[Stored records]
++++
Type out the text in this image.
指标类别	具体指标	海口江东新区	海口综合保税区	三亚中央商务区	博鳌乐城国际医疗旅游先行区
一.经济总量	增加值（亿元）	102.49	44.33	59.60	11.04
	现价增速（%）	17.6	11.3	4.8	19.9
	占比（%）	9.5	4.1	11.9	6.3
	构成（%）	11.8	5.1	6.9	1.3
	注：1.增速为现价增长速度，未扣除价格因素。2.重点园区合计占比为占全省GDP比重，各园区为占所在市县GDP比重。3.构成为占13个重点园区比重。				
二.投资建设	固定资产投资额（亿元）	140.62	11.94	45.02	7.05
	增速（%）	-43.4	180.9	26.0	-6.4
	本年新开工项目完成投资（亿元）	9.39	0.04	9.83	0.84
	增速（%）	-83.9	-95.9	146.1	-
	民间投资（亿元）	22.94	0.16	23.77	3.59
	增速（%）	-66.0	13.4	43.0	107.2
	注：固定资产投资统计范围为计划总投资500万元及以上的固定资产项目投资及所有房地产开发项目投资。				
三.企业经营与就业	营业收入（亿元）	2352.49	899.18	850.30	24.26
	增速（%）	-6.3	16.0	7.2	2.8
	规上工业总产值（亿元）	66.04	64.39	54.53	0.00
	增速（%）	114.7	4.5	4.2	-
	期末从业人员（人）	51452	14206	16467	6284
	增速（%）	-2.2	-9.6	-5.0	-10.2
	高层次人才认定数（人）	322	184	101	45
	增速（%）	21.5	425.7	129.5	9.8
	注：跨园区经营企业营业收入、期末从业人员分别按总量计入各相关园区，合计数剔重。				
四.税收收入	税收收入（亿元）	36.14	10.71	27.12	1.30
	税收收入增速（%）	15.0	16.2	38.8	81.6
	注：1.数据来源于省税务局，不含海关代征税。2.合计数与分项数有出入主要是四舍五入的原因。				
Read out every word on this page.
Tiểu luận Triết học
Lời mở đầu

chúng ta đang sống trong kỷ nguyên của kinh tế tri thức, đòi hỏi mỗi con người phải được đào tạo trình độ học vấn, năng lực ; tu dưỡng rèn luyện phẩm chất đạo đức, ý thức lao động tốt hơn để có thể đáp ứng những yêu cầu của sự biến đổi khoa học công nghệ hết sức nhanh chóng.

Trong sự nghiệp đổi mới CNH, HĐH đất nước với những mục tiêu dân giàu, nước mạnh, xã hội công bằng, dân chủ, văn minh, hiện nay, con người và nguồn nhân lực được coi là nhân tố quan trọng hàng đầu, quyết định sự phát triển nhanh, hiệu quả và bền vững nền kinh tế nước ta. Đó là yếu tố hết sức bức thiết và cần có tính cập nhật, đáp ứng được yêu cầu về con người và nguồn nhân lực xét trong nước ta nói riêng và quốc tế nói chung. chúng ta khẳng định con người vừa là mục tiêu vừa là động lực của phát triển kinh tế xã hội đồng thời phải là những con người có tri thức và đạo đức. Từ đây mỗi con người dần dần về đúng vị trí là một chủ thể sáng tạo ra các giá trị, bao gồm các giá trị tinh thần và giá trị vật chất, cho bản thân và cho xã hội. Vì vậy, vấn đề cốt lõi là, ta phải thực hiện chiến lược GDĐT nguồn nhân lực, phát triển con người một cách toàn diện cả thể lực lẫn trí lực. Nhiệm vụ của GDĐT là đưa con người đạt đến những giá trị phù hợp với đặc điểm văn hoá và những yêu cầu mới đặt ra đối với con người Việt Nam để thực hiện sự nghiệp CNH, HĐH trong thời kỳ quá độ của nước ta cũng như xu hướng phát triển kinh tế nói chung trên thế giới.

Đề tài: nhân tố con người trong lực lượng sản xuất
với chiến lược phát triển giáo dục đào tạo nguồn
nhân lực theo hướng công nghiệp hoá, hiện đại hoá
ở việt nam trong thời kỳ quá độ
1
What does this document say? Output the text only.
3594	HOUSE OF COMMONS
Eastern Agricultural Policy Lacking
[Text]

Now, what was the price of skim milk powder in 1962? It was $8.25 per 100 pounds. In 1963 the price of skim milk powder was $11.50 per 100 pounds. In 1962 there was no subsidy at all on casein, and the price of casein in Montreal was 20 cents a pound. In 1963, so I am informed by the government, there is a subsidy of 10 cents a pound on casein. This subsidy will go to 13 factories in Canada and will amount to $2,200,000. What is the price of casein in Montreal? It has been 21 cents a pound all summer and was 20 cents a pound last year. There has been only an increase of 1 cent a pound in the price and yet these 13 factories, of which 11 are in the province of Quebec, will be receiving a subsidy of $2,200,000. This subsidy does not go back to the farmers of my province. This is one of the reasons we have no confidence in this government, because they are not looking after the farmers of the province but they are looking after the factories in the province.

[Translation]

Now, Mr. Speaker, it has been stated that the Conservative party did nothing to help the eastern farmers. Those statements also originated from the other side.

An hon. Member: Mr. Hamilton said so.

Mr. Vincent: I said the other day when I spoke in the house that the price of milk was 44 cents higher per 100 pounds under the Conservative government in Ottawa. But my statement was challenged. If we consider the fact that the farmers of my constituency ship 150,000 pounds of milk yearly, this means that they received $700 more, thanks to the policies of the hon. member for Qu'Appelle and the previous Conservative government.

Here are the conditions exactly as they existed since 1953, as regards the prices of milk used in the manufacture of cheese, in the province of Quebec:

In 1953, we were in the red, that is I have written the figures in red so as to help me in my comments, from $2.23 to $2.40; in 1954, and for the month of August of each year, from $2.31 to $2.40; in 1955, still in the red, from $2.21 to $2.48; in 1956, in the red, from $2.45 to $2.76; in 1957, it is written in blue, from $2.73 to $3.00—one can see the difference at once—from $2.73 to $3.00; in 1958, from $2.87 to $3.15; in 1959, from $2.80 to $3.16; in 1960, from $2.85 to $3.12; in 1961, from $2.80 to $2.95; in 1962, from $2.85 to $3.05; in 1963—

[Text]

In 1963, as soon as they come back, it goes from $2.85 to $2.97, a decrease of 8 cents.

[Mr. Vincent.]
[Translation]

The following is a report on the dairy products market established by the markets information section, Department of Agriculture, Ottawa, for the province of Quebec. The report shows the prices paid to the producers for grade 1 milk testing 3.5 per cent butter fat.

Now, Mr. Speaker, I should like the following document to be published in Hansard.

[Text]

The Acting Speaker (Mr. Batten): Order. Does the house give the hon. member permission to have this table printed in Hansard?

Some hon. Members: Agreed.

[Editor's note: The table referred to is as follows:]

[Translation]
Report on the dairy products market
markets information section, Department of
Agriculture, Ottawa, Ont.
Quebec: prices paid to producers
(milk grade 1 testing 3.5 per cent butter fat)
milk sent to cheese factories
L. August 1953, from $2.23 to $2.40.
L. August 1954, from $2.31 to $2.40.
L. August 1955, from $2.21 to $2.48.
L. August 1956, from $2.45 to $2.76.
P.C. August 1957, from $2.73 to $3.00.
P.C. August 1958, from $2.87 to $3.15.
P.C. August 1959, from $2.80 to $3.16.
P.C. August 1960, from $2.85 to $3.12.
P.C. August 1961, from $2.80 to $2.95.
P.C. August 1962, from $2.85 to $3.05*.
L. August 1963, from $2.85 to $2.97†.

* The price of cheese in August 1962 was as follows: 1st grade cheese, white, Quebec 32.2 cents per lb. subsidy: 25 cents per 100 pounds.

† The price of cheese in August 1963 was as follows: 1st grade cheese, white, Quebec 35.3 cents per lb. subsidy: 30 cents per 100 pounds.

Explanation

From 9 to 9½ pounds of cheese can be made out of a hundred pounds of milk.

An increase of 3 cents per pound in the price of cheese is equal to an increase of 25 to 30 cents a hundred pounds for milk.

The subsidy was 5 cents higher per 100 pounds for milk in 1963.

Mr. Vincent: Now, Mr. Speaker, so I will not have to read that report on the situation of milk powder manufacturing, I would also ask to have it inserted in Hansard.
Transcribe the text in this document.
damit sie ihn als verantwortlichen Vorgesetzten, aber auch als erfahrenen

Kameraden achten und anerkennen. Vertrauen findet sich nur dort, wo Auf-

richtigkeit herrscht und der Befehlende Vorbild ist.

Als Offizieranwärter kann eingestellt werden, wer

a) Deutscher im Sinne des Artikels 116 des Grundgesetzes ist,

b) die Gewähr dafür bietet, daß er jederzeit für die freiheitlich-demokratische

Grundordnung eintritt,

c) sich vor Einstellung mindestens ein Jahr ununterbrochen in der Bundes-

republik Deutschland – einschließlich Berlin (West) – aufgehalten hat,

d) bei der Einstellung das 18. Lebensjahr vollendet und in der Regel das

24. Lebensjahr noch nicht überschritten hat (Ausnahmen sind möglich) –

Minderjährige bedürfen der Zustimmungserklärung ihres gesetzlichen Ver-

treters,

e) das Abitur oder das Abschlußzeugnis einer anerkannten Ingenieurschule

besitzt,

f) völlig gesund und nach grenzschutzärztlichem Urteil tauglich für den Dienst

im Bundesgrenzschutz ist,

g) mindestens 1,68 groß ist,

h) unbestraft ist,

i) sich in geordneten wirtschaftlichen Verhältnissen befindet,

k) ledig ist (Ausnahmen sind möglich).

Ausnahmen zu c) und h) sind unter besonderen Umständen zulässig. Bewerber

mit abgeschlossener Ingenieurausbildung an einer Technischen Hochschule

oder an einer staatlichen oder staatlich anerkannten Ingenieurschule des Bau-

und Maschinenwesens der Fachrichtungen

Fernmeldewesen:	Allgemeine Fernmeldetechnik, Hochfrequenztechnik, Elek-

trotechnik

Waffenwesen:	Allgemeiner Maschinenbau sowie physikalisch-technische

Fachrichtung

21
++++
PROBLEM REQUIREMENTS – Take the line holding "Transcribe the text in this document." and all lines after it through the end of the data, and set them down exactly.

WRITTEN REPLY –
Transcribe the text in this document.
damit sie ihn als verantwortlichen Vorgesetzten, aber auch als erfahrenen

Kameraden achten und anerkennen. Vertrauen findet sich nur dort, wo Auf-

richtigkeit herrscht und der Befehlende Vorbild ist.

Als Offizieranwärter kann eingestellt werden, wer

a) Deutscher im Sinne des Artikels 116 des Grundgesetzes ist,

b) die Gewähr dafür bietet, daß er jederzeit für die freiheitlich-demokratische

Grundordnung eintritt,

c) sich vor Einstellung mindestens ein Jahr ununterbrochen in der Bundes-

republik Deutschland – einschließlich Berlin (West) – aufgehalten hat,

d) bei der Einstellung das 18. Lebensjahr vollendet und in der Regel das

24. Lebensjahr noch nicht überschritten hat (Ausnahmen sind möglich) –

Minderjährige bedürfen der Zustimmungserklärung ihres gesetzlichen Ver-

treters,

e) das Abitur oder das Abschlußzeugnis einer anerkannten Ingenieurschule

besitzt,

f) völlig gesund und nach grenzschutzärztlichem Urteil tauglich für den Dienst

im Bundesgrenzschutz ist,

g) mindestens 1,68 groß ist,

h) unbestraft ist,

i) sich in geordneten wirtschaftlichen Verhältnissen befindet,

k) ledig ist (Ausnahmen sind möglich).

Ausnahmen zu c) und h) sind unter besonderen Umständen zulässig. Bewerber

mit abgeschlossener Ingenieurausbildung an einer Technischen Hochschule

oder an einer staatlichen oder staatlich anerkannten Ingenieurschule des Bau-

und Maschinenwesens der Fachrichtungen

Fernmeldewesen:	Allgemeine Fernmeldetechnik, Hochfrequenztechnik, Elek-

trotechnik

Waffenwesen:	Allgemeiner Maschinenbau sowie physikalisch-technische

Fachrichtung

21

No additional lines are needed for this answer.